Records from a collection of figures
• • • • • • •

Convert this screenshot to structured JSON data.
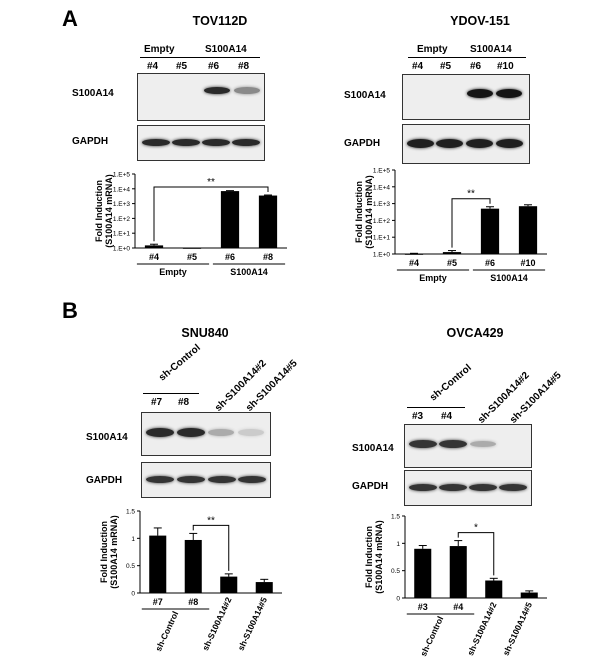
{
  "panelA": {
    "letter": "A",
    "tov": {
      "title": "TOV112D",
      "groups": [
        "Empty",
        "S100A14"
      ],
      "lanes": [
        "#4",
        "#5",
        "#6",
        "#8"
      ],
      "blot_labels": [
        "S100A14",
        "GAPDH"
      ],
      "s100a14_band_intensity": [
        0.0,
        0.0,
        0.9,
        0.45
      ],
      "gapdh_band_intensity": [
        0.9,
        0.9,
        0.9,
        0.9
      ]
    },
    "ydov": {
      "title": "YDOV-151",
      "groups": [
        "Empty",
        "S100A14"
      ],
      "lanes": [
        "#4",
        "#5",
        "#6",
        "#10"
      ],
      "blot_labels": [
        "S100A14",
        "GAPDH"
      ],
      "s100a14_band_intensity": [
        0.0,
        0.0,
        1.0,
        1.0
      ],
      "gapdh_band_intensity": [
        0.95,
        0.95,
        0.95,
        0.95
      ]
    }
  },
  "panelB": {
    "letter": "B",
    "snu": {
      "title": "SNU840",
      "groups": [
        "sh-Control"
      ],
      "lanes": [
        "#7",
        "#8"
      ],
      "rotated_lanes": [
        "sh-S100A14#2",
        "sh-S100A14#5"
      ],
      "blot_labels": [
        "S100A14",
        "GAPDH"
      ],
      "s100a14_band_intensity": [
        0.9,
        0.9,
        0.3,
        0.15
      ],
      "gapdh_band_intensity": [
        0.85,
        0.85,
        0.85,
        0.85
      ]
    },
    "ovca": {
      "title": "OVCA429",
      "groups": [
        "sh-Control"
      ],
      "lanes": [
        "#3",
        "#4"
      ],
      "rotated_lanes": [
        "sh-S100A14#2",
        "sh-S100A14#5"
      ],
      "blot_labels": [
        "S100A14",
        "GAPDH"
      ],
      "s100a14_band_intensity": [
        0.85,
        0.85,
        0.3,
        0.0
      ],
      "gapdh_band_intensity": [
        0.85,
        0.85,
        0.85,
        0.85
      ]
    }
  },
  "chart_data": [
    {
      "type": "bar",
      "ylabel": "Fold Induction (S100A14 mRNA)",
      "yscale": "log",
      "ylim": [
        1,
        100000
      ],
      "yticks": [
        "1.E+0",
        "1.E+1",
        "1.E+2",
        "1.E+3",
        "1.E+4",
        "1.E+5"
      ],
      "categories": [
        "#4",
        "#5",
        "#6",
        "#8"
      ],
      "groups": [
        {
          "name": "Empty",
          "members": [
            "#4",
            "#5"
          ]
        },
        {
          "name": "S100A14",
          "members": [
            "#6",
            "#8"
          ]
        }
      ],
      "values": [
        1.5,
        1.0,
        7000,
        3500
      ],
      "errors": [
        0.3,
        0,
        500,
        300
      ],
      "significance": [
        {
          "from": "#4",
          "to": "#8",
          "label": "**"
        }
      ]
    },
    {
      "type": "bar",
      "ylabel": "Fold Induction (S100A14 mRNA)",
      "yscale": "log",
      "ylim": [
        1,
        100000
      ],
      "yticks": [
        "1.E+0",
        "1.E+1",
        "1.E+2",
        "1.E+3",
        "1.E+4",
        "1.E+5"
      ],
      "categories": [
        "#4",
        "#5",
        "#6",
        "#10"
      ],
      "groups": [
        {
          "name": "Empty",
          "members": [
            "#4",
            "#5"
          ]
        },
        {
          "name": "S100A14",
          "members": [
            "#6",
            "#10"
          ]
        }
      ],
      "values": [
        1.0,
        1.3,
        500,
        700
      ],
      "errors": [
        0.1,
        0.3,
        150,
        150
      ],
      "significance": [
        {
          "from": "#5",
          "to": "#6",
          "label": "**"
        }
      ]
    },
    {
      "type": "bar",
      "ylabel": "Fold Induction (S100A14 mRNA)",
      "ylim": [
        0,
        1.5
      ],
      "yticks": [
        "0",
        "0.5",
        "1",
        "1.5"
      ],
      "categories": [
        "#7",
        "#8",
        "sh-S100A14#2",
        "sh-S100A14#5"
      ],
      "group_labels": [
        "sh-Control"
      ],
      "values": [
        1.05,
        0.97,
        0.3,
        0.2
      ],
      "errors": [
        0.14,
        0.12,
        0.05,
        0.05
      ],
      "significance": [
        {
          "from": "#8",
          "to": "sh-S100A14#2",
          "label": "**"
        }
      ]
    },
    {
      "type": "bar",
      "ylabel": "Fold Induction (S100A14 mRNA)",
      "ylim": [
        0,
        1.5
      ],
      "yticks": [
        "0",
        "0.5",
        "1",
        "1.5"
      ],
      "categories": [
        "#3",
        "#4",
        "sh-S100A14#2",
        "sh-S100A14#5"
      ],
      "group_labels": [
        "sh-Control"
      ],
      "values": [
        0.9,
        0.95,
        0.32,
        0.1
      ],
      "errors": [
        0.06,
        0.1,
        0.04,
        0.03
      ],
      "significance": [
        {
          "from": "#4",
          "to": "sh-S100A14#2",
          "label": "*"
        }
      ]
    }
  ]
}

• • • • • • •

Problem description:
Please write out all of the data verbatim, with no pictures in the copy.

Solution to the problem:
Convert this screenshot to structured JSON data.
{
  "panelA": {
    "letter": "A",
    "tov": {
      "title": "TOV112D",
      "groups": [
        "Empty",
        "S100A14"
      ],
      "lanes": [
        "#4",
        "#5",
        "#6",
        "#8"
      ],
      "blot_labels": [
        "S100A14",
        "GAPDH"
      ],
      "s100a14_band_intensity": [
        0.0,
        0.0,
        0.9,
        0.45
      ],
      "gapdh_band_intensity": [
        0.9,
        0.9,
        0.9,
        0.9
      ]
    },
    "ydov": {
      "title": "YDOV-151",
      "groups": [
        "Empty",
        "S100A14"
      ],
      "lanes": [
        "#4",
        "#5",
        "#6",
        "#10"
      ],
      "blot_labels": [
        "S100A14",
        "GAPDH"
      ],
      "s100a14_band_intensity": [
        0.0,
        0.0,
        1.0,
        1.0
      ],
      "gapdh_band_intensity": [
        0.95,
        0.95,
        0.95,
        0.95
      ]
    }
  },
  "panelB": {
    "letter": "B",
    "snu": {
      "title": "SNU840",
      "groups": [
        "sh-Control"
      ],
      "lanes": [
        "#7",
        "#8"
      ],
      "rotated_lanes": [
        "sh-S100A14#2",
        "sh-S100A14#5"
      ],
      "blot_labels": [
        "S100A14",
        "GAPDH"
      ],
      "s100a14_band_intensity": [
        0.9,
        0.9,
        0.3,
        0.15
      ],
      "gapdh_band_intensity": [
        0.85,
        0.85,
        0.85,
        0.85
      ]
    },
    "ovca": {
      "title": "OVCA429",
      "groups": [
        "sh-Control"
      ],
      "lanes": [
        "#3",
        "#4"
      ],
      "rotated_lanes": [
        "sh-S100A14#2",
        "sh-S100A14#5"
      ],
      "blot_labels": [
        "S100A14",
        "GAPDH"
      ],
      "s100a14_band_intensity": [
        0.85,
        0.85,
        0.3,
        0.0
      ],
      "gapdh_band_intensity": [
        0.85,
        0.85,
        0.85,
        0.85
      ]
    }
  },
  "chart_data": [
    {
      "type": "bar",
      "ylabel": "Fold Induction (S100A14 mRNA)",
      "yscale": "log",
      "ylim": [
        1,
        100000
      ],
      "yticks": [
        "1.E+0",
        "1.E+1",
        "1.E+2",
        "1.E+3",
        "1.E+4",
        "1.E+5"
      ],
      "categories": [
        "#4",
        "#5",
        "#6",
        "#8"
      ],
      "groups": [
        {
          "name": "Empty",
          "members": [
            "#4",
            "#5"
          ]
        },
        {
          "name": "S100A14",
          "members": [
            "#6",
            "#8"
          ]
        }
      ],
      "values": [
        1.5,
        1.0,
        7000,
        3500
      ],
      "errors": [
        0.3,
        0,
        500,
        300
      ],
      "significance": [
        {
          "from": "#4",
          "to": "#8",
          "label": "**"
        }
      ]
    },
    {
      "type": "bar",
      "ylabel": "Fold Induction (S100A14 mRNA)",
      "yscale": "log",
      "ylim": [
        1,
        100000
      ],
      "yticks": [
        "1.E+0",
        "1.E+1",
        "1.E+2",
        "1.E+3",
        "1.E+4",
        "1.E+5"
      ],
      "categories": [
        "#4",
        "#5",
        "#6",
        "#10"
      ],
      "groups": [
        {
          "name": "Empty",
          "members": [
            "#4",
            "#5"
          ]
        },
        {
          "name": "S100A14",
          "members": [
            "#6",
            "#10"
          ]
        }
      ],
      "values": [
        1.0,
        1.3,
        500,
        700
      ],
      "errors": [
        0.1,
        0.3,
        150,
        150
      ],
      "significance": [
        {
          "from": "#5",
          "to": "#6",
          "label": "**"
        }
      ]
    },
    {
      "type": "bar",
      "ylabel": "Fold Induction (S100A14 mRNA)",
      "ylim": [
        0,
        1.5
      ],
      "yticks": [
        "0",
        "0.5",
        "1",
        "1.5"
      ],
      "categories": [
        "#7",
        "#8",
        "sh-S100A14#2",
        "sh-S100A14#5"
      ],
      "group_labels": [
        "sh-Control"
      ],
      "values": [
        1.05,
        0.97,
        0.3,
        0.2
      ],
      "errors": [
        0.14,
        0.12,
        0.05,
        0.05
      ],
      "significance": [
        {
          "from": "#8",
          "to": "sh-S100A14#2",
          "label": "**"
        }
      ]
    },
    {
      "type": "bar",
      "ylabel": "Fold Induction (S100A14 mRNA)",
      "ylim": [
        0,
        1.5
      ],
      "yticks": [
        "0",
        "0.5",
        "1",
        "1.5"
      ],
      "categories": [
        "#3",
        "#4",
        "sh-S100A14#2",
        "sh-S100A14#5"
      ],
      "group_labels": [
        "sh-Control"
      ],
      "values": [
        0.9,
        0.95,
        0.32,
        0.1
      ],
      "errors": [
        0.06,
        0.1,
        0.04,
        0.03
      ],
      "significance": [
        {
          "from": "#4",
          "to": "sh-S100A14#2",
          "label": "*"
        }
      ]
    }
  ]
}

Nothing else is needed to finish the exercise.